→ Objective:
From the listing below, extract each entry exactly as written, minus the images.

|---|

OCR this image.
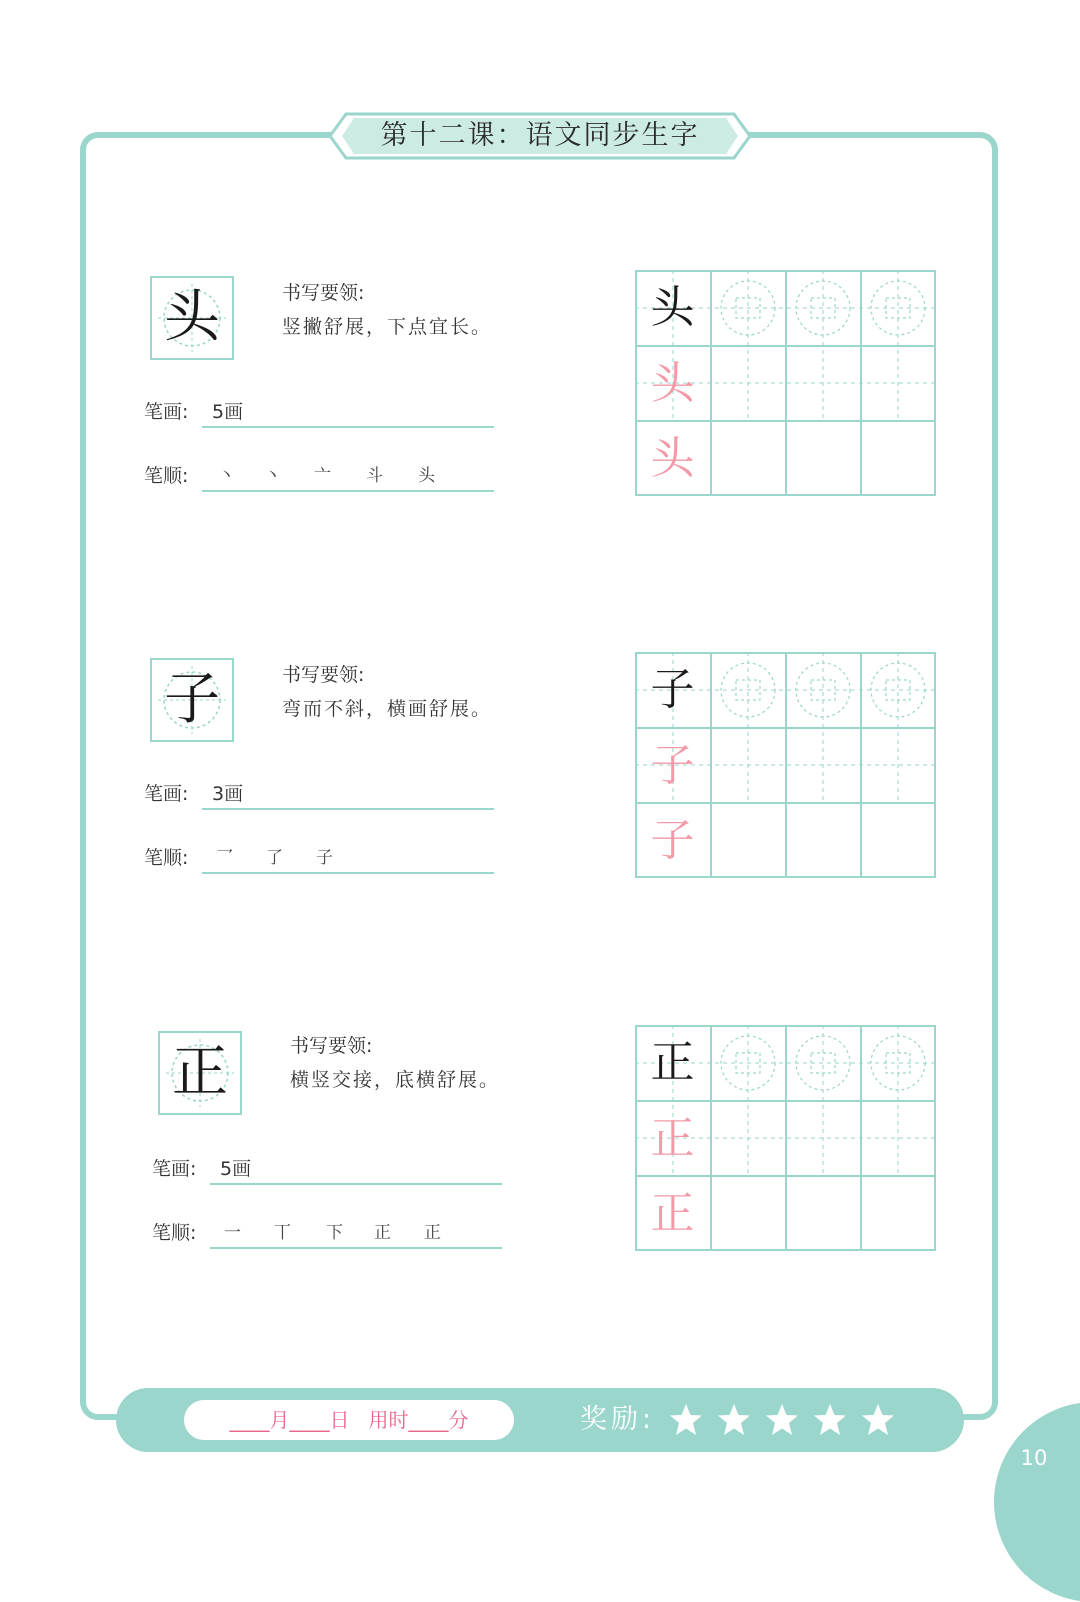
第十二课：语文同步生字
头	书写要领:
竖撇舒展，下点宜长。
笔画: 5画
笔顺: 丶 丶 亠 斗 头
头
头
头
子	书写要领:
弯而不斜，横画舒展。
笔画: 3画
笔顺: 乛 了 子
子
子
子
正	书写要领:
横竖交接，底横舒展。
笔画: 5画
笔顺: 一 丅 下 正 正
正
正
正
____月____日   用时____分	奖励:
10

|---|

→ Complete answer:
OCR this image.
第十二课：语文同步生字
头	书写要领:
竖撇舒展，下点宜长。
笔画: 5画
笔顺: 丶 丶 亠 斗 头
头
头
头
子	书写要领:
弯而不斜，横画舒展。
笔画: 3画
笔顺: 乛 了 子
子
子
子
正	书写要领:
横竖交接，底横舒展。
笔画: 5画
笔顺: 一 丅 下 正 正
正
正
正
____月____日   用时____分	奖励:
10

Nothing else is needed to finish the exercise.